Look below. Copy each line that has "domaine" in it.

>> BEGIN

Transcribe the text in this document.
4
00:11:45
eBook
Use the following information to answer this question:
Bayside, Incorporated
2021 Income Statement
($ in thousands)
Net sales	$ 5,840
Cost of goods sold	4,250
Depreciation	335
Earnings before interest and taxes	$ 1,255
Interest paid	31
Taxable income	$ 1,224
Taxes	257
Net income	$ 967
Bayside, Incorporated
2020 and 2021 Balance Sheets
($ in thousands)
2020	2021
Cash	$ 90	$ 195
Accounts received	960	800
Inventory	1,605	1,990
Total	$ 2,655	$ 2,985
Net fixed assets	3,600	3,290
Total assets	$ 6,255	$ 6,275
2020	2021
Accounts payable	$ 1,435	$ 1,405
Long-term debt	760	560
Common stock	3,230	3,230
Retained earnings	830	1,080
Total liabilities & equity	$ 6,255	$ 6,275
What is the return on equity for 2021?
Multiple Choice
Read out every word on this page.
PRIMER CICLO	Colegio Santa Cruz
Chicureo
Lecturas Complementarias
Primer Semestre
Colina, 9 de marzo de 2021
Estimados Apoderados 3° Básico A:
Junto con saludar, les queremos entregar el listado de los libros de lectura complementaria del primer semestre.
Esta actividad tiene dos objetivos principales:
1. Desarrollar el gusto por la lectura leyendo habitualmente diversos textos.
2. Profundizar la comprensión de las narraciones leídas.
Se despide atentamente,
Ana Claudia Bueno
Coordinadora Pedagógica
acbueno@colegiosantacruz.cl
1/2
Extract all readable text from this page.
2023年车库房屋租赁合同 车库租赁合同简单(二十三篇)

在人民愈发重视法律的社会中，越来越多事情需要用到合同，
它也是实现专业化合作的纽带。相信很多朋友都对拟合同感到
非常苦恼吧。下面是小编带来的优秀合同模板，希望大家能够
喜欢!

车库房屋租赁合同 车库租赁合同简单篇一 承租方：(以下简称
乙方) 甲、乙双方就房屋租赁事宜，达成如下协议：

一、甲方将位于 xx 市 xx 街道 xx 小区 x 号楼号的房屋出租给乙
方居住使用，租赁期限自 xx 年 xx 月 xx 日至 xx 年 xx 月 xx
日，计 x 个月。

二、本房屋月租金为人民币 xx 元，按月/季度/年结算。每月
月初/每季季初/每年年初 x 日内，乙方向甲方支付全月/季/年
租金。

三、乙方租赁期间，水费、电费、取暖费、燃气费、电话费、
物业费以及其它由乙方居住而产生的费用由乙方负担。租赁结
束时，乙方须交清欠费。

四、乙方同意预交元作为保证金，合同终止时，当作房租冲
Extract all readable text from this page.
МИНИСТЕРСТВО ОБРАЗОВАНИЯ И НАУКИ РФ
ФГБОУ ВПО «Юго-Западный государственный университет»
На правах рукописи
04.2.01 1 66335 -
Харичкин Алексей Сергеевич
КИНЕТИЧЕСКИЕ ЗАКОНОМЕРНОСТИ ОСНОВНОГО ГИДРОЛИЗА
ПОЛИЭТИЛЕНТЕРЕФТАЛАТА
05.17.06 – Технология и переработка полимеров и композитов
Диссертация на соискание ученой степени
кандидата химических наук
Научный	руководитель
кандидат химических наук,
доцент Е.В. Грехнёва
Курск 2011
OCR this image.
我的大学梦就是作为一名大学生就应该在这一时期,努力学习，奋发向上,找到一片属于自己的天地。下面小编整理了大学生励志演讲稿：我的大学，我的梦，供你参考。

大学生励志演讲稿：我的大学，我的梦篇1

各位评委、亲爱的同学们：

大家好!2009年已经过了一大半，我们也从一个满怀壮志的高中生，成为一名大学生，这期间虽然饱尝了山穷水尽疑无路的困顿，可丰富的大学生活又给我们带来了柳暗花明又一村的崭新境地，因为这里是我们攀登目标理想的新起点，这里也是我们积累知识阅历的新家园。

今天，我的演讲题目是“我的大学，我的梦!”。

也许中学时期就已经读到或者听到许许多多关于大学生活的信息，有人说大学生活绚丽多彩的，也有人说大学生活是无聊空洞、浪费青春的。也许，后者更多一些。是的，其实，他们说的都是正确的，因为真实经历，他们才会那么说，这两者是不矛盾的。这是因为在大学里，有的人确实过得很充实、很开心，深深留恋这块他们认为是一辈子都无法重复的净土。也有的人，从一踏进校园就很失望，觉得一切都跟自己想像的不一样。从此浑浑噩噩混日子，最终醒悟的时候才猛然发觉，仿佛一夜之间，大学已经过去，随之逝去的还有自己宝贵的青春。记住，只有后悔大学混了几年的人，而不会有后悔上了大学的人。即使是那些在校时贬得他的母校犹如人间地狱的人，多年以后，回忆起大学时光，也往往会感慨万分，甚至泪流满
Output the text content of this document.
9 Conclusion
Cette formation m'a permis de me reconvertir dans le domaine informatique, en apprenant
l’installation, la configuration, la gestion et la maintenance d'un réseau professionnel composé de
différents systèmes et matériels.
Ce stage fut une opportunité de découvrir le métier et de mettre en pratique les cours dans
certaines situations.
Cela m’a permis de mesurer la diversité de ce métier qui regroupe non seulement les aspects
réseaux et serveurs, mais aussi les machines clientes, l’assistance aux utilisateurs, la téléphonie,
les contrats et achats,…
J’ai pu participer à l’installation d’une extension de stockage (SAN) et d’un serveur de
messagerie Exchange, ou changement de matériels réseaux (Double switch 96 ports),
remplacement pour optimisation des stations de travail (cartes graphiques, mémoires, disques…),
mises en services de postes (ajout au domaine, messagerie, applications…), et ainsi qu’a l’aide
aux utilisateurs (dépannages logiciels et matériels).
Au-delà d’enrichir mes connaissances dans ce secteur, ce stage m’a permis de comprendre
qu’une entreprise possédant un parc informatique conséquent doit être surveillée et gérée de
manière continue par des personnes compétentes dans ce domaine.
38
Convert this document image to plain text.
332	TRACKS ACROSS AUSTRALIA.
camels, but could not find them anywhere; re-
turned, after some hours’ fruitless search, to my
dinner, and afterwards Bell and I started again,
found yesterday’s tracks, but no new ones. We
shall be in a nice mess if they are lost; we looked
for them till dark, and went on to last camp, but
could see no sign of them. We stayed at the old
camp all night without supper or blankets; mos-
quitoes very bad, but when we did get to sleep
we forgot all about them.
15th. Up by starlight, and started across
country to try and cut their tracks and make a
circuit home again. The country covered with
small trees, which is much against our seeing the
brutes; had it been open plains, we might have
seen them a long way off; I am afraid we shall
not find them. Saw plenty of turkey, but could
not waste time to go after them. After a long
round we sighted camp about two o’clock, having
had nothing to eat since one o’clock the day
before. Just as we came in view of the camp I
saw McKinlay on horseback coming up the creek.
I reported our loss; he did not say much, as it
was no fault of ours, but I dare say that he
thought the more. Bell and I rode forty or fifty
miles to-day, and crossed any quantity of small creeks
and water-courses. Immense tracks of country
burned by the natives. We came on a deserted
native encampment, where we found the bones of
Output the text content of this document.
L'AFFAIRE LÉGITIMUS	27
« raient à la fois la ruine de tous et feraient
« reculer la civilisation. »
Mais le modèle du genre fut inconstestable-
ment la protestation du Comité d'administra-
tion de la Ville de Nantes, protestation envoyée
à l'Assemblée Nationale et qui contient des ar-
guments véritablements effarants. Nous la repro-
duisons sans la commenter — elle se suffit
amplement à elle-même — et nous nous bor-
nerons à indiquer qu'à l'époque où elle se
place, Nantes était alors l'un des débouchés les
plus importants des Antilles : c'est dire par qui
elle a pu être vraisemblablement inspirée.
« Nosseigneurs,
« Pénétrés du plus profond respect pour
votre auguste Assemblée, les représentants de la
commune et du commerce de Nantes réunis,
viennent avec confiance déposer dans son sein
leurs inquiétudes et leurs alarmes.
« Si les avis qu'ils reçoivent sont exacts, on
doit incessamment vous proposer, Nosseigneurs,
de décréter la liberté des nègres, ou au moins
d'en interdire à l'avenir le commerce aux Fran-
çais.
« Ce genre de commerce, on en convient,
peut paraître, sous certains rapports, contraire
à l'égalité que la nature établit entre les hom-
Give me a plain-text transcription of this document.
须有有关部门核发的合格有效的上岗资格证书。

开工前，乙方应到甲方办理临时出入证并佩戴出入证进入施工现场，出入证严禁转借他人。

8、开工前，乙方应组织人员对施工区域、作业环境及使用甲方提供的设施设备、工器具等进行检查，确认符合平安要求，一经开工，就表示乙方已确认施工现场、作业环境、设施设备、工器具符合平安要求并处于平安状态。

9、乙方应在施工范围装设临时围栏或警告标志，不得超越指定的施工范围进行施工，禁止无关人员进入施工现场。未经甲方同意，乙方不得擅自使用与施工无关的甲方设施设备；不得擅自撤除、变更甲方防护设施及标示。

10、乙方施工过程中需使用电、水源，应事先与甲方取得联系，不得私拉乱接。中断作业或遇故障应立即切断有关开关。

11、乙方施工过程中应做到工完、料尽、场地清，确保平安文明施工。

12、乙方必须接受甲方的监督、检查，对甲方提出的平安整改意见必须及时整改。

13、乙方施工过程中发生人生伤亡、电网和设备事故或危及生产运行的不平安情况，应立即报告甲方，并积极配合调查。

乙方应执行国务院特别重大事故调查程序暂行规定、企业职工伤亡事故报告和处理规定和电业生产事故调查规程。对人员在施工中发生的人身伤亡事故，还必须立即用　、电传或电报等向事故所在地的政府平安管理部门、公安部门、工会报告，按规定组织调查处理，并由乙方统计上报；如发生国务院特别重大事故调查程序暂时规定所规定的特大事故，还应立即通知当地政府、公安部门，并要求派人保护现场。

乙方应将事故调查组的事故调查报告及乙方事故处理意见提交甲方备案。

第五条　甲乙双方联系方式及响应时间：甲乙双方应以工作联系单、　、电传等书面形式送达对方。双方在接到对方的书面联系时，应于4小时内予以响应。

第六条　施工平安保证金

>> END

▶ Output of the task
Cette formation m'a permis de me reconvertir dans le domaine informatique, en apprenant
mises en services de postes (ajout au domaine, messagerie, applications…), et ainsi qu’a l’aide
manière continue par des personnes compétentes dans ce domaine.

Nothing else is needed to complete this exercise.